start INPUT MATERIAL
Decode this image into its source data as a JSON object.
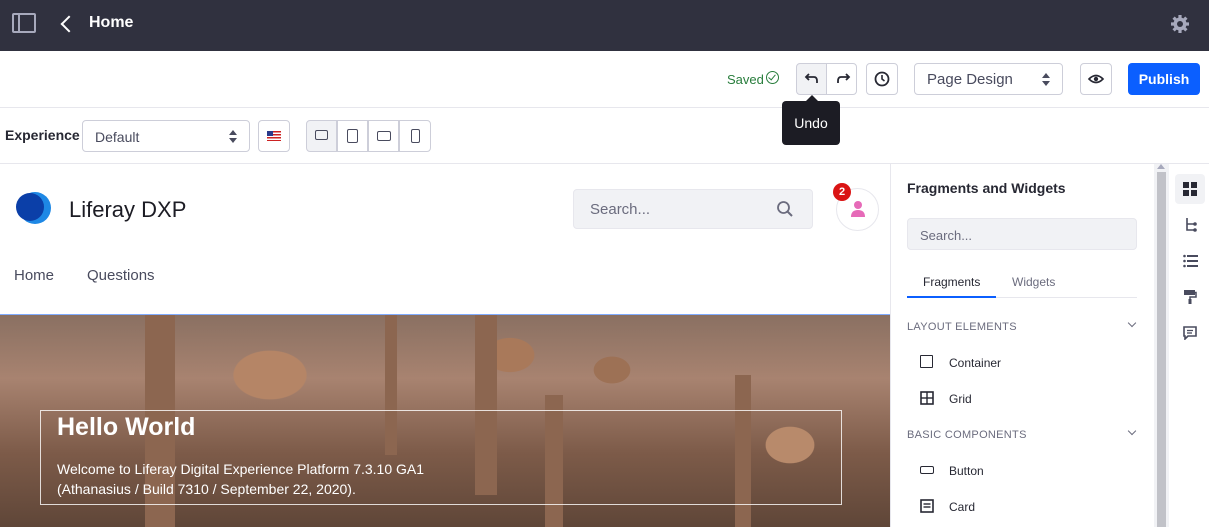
{
  "header": {
    "title": "Home",
    "settings_icon": "gear-icon"
  },
  "toolbar": {
    "saved_label": "Saved",
    "undo_tooltip": "Undo",
    "mode_select": "Page Design",
    "publish_label": "Publish"
  },
  "experience": {
    "label": "Experience",
    "selected": "Default"
  },
  "site": {
    "name": "Liferay DXP",
    "search_placeholder": "Search...",
    "notification_count": "2",
    "nav": [
      "Home",
      "Questions"
    ],
    "hero_title": "Hello World",
    "hero_line1": "Welcome to Liferay Digital Experience Platform 7.3.10 GA1",
    "hero_line2": "(Athanasius / Build 7310 / September 22, 2020)."
  },
  "panel": {
    "title": "Fragments and Widgets",
    "search_placeholder": "Search...",
    "tabs": [
      "Fragments",
      "Widgets"
    ],
    "sections": [
      {
        "name": "LAYOUT ELEMENTS",
        "items": [
          "Container",
          "Grid"
        ]
      },
      {
        "name": "BASIC COMPONENTS",
        "items": [
          "Button",
          "Card"
        ]
      }
    ]
  },
  "colors": {
    "primary": "#0b5fff",
    "topbar": "#30313f",
    "saved": "#287d3c",
    "badge": "#da1414"
  }
}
end INPUT MATERIAL
DO THIS
Repeat all of the records verbatim, leaving out the pictures.

SOLUTION FOR THIS EXERCISE
Decode this image into its source data as a JSON object.
{
  "header": {
    "title": "Home",
    "settings_icon": "gear-icon"
  },
  "toolbar": {
    "saved_label": "Saved",
    "undo_tooltip": "Undo",
    "mode_select": "Page Design",
    "publish_label": "Publish"
  },
  "experience": {
    "label": "Experience",
    "selected": "Default"
  },
  "site": {
    "name": "Liferay DXP",
    "search_placeholder": "Search...",
    "notification_count": "2",
    "nav": [
      "Home",
      "Questions"
    ],
    "hero_title": "Hello World",
    "hero_line1": "Welcome to Liferay Digital Experience Platform 7.3.10 GA1",
    "hero_line2": "(Athanasius / Build 7310 / September 22, 2020)."
  },
  "panel": {
    "title": "Fragments and Widgets",
    "search_placeholder": "Search...",
    "tabs": [
      "Fragments",
      "Widgets"
    ],
    "sections": [
      {
        "name": "LAYOUT ELEMENTS",
        "items": [
          "Container",
          "Grid"
        ]
      },
      {
        "name": "BASIC COMPONENTS",
        "items": [
          "Button",
          "Card"
        ]
      }
    ]
  },
  "colors": {
    "primary": "#0b5fff",
    "topbar": "#30313f",
    "saved": "#287d3c",
    "badge": "#da1414"
  }
}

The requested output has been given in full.